**DATA PROVIDED:**
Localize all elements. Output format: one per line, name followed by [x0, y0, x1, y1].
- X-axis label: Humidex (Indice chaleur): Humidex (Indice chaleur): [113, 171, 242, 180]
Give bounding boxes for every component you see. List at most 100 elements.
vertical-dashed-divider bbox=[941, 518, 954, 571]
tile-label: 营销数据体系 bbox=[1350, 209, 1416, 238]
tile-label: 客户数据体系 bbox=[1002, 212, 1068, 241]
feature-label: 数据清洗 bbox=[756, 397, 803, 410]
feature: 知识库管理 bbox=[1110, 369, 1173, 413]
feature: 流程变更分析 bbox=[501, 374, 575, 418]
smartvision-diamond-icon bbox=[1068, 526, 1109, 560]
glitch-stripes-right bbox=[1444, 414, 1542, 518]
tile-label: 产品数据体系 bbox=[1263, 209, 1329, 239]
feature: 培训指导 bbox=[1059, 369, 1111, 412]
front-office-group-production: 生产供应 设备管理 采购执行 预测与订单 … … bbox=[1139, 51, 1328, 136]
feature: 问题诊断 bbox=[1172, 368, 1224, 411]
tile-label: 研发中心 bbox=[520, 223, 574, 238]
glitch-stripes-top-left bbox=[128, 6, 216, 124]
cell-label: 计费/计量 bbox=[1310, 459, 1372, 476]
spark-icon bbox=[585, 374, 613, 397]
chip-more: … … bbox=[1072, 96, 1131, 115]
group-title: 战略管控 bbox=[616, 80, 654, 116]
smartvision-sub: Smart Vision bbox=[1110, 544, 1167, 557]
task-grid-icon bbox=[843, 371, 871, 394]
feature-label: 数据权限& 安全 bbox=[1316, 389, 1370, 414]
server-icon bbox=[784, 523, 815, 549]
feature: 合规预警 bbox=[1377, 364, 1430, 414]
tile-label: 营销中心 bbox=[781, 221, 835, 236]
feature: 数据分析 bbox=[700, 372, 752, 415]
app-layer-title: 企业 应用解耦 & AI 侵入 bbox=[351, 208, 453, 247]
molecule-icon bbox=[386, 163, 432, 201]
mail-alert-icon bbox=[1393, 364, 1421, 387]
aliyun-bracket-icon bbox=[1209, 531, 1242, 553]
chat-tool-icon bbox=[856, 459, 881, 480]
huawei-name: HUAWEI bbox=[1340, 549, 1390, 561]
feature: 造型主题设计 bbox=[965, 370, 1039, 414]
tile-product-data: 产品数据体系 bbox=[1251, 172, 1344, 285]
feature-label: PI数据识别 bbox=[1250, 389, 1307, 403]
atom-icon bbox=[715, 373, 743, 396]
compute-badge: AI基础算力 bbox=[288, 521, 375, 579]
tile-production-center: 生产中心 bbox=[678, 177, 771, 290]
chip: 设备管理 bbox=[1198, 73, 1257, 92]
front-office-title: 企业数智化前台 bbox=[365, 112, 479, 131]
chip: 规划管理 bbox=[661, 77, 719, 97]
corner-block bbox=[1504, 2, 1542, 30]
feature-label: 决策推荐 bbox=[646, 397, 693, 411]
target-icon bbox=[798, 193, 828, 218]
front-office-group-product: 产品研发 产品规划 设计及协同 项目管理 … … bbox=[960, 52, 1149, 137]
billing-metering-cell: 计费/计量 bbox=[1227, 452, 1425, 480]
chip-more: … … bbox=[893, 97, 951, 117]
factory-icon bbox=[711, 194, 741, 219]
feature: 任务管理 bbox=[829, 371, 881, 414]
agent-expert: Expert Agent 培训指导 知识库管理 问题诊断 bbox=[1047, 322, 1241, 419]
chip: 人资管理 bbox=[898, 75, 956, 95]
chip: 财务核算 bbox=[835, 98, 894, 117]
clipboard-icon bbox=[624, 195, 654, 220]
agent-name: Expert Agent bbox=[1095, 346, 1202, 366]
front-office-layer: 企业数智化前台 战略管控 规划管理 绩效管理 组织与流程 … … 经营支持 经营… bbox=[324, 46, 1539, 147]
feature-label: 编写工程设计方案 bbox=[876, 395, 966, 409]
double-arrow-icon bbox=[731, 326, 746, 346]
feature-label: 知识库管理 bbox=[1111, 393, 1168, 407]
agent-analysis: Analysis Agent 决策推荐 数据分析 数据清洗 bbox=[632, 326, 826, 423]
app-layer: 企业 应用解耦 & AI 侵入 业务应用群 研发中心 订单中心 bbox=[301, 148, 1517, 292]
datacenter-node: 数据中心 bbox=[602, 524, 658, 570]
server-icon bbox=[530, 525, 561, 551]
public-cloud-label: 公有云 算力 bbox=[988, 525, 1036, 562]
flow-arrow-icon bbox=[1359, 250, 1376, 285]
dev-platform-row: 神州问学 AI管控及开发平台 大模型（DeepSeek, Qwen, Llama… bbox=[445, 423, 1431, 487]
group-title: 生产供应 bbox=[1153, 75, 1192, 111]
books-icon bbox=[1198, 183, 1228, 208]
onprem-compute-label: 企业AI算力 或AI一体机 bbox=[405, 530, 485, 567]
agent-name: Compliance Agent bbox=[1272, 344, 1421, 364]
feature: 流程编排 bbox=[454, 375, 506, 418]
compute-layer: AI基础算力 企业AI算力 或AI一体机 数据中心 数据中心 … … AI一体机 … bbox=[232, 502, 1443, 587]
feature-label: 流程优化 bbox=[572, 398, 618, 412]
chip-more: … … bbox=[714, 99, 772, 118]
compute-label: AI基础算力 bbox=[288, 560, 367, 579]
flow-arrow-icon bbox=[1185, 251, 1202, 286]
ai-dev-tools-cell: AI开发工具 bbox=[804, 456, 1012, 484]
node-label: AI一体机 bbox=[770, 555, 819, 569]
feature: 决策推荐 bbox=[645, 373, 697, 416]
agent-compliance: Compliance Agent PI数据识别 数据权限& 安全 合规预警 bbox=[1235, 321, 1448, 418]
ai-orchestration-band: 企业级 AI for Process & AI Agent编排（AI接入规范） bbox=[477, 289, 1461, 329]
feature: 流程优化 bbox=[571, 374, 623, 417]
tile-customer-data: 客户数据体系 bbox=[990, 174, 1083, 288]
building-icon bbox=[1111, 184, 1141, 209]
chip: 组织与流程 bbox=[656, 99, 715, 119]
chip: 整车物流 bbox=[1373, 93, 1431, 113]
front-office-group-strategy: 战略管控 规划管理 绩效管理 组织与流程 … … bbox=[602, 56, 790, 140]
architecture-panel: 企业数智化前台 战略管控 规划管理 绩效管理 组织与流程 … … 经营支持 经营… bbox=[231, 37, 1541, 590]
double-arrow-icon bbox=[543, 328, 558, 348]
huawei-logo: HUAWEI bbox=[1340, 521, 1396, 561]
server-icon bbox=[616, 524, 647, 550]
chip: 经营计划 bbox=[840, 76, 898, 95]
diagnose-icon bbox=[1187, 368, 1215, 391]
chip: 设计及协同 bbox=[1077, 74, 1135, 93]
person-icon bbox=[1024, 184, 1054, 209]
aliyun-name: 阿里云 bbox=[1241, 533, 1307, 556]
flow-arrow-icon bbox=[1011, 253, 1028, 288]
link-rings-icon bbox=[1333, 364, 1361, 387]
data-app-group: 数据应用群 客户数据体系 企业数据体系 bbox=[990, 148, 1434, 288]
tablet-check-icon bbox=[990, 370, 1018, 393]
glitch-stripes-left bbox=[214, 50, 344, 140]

**TASK STATEMENT:** Gather every line of the data above that contains the string "left" and copy each of those lines in full. Matching is case-sensitive.

**OUTPUT FOR THIS TASK:**
glitch-stripes-top-left bbox=[128, 6, 216, 124]
glitch-stripes-left bbox=[214, 50, 344, 140]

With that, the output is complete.